◆ Passage to read:

# Leave my alloys or get them refurbished???



## tmitch45 (Jul 29, 2006)

I have a mondeo titanium X sport with the ford diamond cut 19" alloys. All 4 wheels are very badly corroded both on the spokes and on the diamond cut faces. They look terrible and I cannot stand looking at them but I'm trying to weigh up if its worth getting them fully refurbished. I've looked into it recently and prices were around £350 to £400 for a total strip, fill and powder coat of all 4 wheels so no diamond cut finish as that would cost more. The car is 5 years old with 42k on the clock and all the goodies. We will probably sell/part ex the car in 12-18 months and I'm trying to weigh up if its financially worth getting them done. I know as the car is in 100% top notch condition (except the wheels) so I'll get a top end price for it with the wheels done. What I don't want to do is pay out £400 when I might only loose £200 with a dealer because of the state of the wheels? What are peoples opinions what would you do????


----------



## DrEskimo (Jan 7, 2016)

If you are keeping it for 12-18months, the proposed £200 loss for refurbing them is worth it to me to have lovely looking wheels for the last 12months of ownership! As you say, get them fully powder coated rather than diamond cut for a more durable finish and you won't likely have any issues before you sell on.


----------



## Rayaan (Jun 1, 2014)

If you're part exchanging then probably not worth doing 

Private sale and it will definitely go in your favour. £400 seems steep, thats £100 a wheel and diamond cut wheels cost that much to do.


----------



## Norris-wf (Oct 19, 2015)

If it helps, I was in at my dealer at the weekend seeing what part ex price I was getting and they gave quite a low part ex value. It was down to the wheels, a few stone chips and what they considered a respray on the rear bumper. The wheels weren't corroded for me, but had slight kerbing (each one!!). When showing me the figures to justify the part ex, they knocked off about £25 for each wheel for smart repairs. Though the total still didnt come to what they were suggested, they may add labour on that. 
If your part ex discussion will be anything line mine, they may well knock the price of a refurb of each wheel off the part ex price so then it might be worth getting it done.

◆ Records shown:

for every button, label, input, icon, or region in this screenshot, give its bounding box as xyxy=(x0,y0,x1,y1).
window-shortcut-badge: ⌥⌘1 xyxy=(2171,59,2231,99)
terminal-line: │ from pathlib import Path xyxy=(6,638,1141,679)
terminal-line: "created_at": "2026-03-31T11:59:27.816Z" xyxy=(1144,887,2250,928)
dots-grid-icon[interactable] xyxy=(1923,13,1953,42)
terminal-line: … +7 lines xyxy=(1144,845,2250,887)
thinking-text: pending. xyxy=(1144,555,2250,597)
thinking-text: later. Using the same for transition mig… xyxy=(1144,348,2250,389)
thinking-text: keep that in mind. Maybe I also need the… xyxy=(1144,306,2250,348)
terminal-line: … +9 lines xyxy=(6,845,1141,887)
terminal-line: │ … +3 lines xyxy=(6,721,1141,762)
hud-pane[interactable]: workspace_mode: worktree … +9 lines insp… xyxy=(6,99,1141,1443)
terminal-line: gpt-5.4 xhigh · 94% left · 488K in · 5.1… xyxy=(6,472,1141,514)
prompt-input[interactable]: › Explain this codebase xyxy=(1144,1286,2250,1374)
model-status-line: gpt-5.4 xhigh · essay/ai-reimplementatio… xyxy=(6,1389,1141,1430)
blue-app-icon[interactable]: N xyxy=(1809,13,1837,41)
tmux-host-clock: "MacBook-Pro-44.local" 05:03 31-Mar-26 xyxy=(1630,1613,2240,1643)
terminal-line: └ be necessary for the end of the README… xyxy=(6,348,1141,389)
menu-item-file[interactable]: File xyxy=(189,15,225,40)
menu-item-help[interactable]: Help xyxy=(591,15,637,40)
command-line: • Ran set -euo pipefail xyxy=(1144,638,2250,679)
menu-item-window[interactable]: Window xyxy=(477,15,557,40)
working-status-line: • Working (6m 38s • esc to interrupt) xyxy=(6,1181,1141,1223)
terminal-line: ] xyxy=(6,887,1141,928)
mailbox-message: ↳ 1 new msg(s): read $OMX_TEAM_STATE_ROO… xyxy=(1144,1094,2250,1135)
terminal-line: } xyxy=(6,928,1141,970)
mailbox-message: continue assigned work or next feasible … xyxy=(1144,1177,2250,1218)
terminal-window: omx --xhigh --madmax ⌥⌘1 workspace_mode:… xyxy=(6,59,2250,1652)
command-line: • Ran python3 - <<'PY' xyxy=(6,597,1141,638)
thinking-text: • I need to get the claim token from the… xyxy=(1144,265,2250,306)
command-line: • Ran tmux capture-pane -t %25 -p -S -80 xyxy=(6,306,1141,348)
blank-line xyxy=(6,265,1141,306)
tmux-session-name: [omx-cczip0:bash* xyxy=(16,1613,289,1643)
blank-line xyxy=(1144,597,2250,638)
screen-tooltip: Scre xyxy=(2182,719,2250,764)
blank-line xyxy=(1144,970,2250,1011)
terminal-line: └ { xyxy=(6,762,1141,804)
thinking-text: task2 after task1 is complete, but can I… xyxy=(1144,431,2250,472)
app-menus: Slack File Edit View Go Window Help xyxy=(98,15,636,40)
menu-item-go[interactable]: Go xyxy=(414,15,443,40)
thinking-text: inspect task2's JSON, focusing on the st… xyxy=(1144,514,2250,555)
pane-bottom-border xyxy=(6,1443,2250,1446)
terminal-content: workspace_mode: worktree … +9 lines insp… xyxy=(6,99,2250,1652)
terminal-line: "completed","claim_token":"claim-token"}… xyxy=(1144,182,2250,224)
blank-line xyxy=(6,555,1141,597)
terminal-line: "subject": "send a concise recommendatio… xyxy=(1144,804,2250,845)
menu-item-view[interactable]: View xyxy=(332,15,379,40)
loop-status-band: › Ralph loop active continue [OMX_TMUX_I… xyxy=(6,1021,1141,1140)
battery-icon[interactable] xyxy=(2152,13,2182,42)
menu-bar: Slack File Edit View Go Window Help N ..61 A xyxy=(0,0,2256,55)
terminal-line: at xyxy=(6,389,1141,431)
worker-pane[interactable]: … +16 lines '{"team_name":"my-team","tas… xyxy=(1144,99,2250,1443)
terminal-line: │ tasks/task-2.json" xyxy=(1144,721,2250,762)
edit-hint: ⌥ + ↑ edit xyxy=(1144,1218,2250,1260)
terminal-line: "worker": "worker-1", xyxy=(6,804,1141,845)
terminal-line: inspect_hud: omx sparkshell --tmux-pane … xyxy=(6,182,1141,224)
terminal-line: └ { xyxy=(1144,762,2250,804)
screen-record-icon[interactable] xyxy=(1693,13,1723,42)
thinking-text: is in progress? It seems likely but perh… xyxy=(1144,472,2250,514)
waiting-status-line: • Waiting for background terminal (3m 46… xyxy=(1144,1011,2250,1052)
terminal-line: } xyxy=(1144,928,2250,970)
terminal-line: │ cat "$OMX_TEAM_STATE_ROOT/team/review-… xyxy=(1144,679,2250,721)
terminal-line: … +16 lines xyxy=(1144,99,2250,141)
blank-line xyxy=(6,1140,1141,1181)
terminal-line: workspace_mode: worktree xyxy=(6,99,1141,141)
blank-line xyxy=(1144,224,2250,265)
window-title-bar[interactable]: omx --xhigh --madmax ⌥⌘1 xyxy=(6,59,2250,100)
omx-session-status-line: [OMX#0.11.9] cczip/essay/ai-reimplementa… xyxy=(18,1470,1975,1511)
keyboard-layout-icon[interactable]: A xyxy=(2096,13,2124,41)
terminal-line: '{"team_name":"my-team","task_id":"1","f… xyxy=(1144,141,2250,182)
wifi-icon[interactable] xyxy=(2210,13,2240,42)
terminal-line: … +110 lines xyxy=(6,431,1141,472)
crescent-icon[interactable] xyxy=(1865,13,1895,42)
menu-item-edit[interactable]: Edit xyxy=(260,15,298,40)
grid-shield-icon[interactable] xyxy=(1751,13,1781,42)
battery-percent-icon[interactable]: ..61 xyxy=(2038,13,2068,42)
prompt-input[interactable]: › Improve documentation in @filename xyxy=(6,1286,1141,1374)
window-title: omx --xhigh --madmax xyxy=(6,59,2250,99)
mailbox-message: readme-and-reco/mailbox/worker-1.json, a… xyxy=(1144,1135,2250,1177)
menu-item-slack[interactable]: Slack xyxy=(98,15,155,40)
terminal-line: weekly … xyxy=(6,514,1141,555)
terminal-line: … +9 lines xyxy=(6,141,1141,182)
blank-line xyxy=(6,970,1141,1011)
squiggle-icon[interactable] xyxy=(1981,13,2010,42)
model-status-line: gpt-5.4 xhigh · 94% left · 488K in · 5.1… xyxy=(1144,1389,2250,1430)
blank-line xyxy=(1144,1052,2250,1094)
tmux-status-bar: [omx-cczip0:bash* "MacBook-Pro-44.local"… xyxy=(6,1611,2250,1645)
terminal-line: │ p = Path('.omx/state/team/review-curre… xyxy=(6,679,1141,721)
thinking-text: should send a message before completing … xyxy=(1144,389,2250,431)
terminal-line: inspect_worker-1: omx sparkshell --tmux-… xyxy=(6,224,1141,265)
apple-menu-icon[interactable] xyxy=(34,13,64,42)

◆ Task requirements:
a) In the alloy wheel thread, how much did Norris-wf's dealer knock off for each wheel for smart repairs?
b) Echo the alloy wheel thread between "If it helps, I" and "getting it done.", inclusive.
c) Carry the alloy wheel thread on from its last sentence.
None of the items is needed here.

◆ Solved problems:
a) About £25 per wheel.

b)
If it helps, I was in at my dealer at the weekend seeing what part ex price I was getting and they gave quite a low part ex value. It was down to the wheels, a few stone chips and what they considered a respray on the rear bumper. The wheels weren't corroded for me, but had slight kerbing (each one!!). When showing me the figures to justify the part ex, they knocked off about £25 for each wheel for smart repairs. Though the total still didnt come to what they were suggested, they may add labour on that. 
If your part ex discussion will be anything line mine, they may well knock the price of a refurb of each wheel off the part ex price so then it might be worth getting it done.

c)
I'm currently going to look into getting mine repaired as I want to avoid them giving reasons for knocking the part ex price down.


----------



## Yellow Dave (Apr 5, 2011)

Price of refurb seems a little on the side if it is just for a powder coat finish. Maybe look around a bit more. As long as they're stripped properly the corrosion shouldn't return in that time.

If you're already considering a refurb I'd guess the poor condition is already bugging you? So maybe get a cheap refurb and well sealed if you are definitely trading it in


----------



## Forsh (Jun 13, 2014)

I reckon you should be able to get them done for £300*** and then sell a mint car private and you'd sell no problem and beat a trade in by £1000+

£700 up - mint car for the next 18 month cos it look so good you won't consider selling in 12 months - job done! - easy!



***You could have them done at Lepsons for £300+vat and they are TOP notch!


----------



## mac1459 (Aug 25, 2011)

Glasgow, diamond cut £80.00 per wheel.


----------



## Jam* (Apr 24, 2016)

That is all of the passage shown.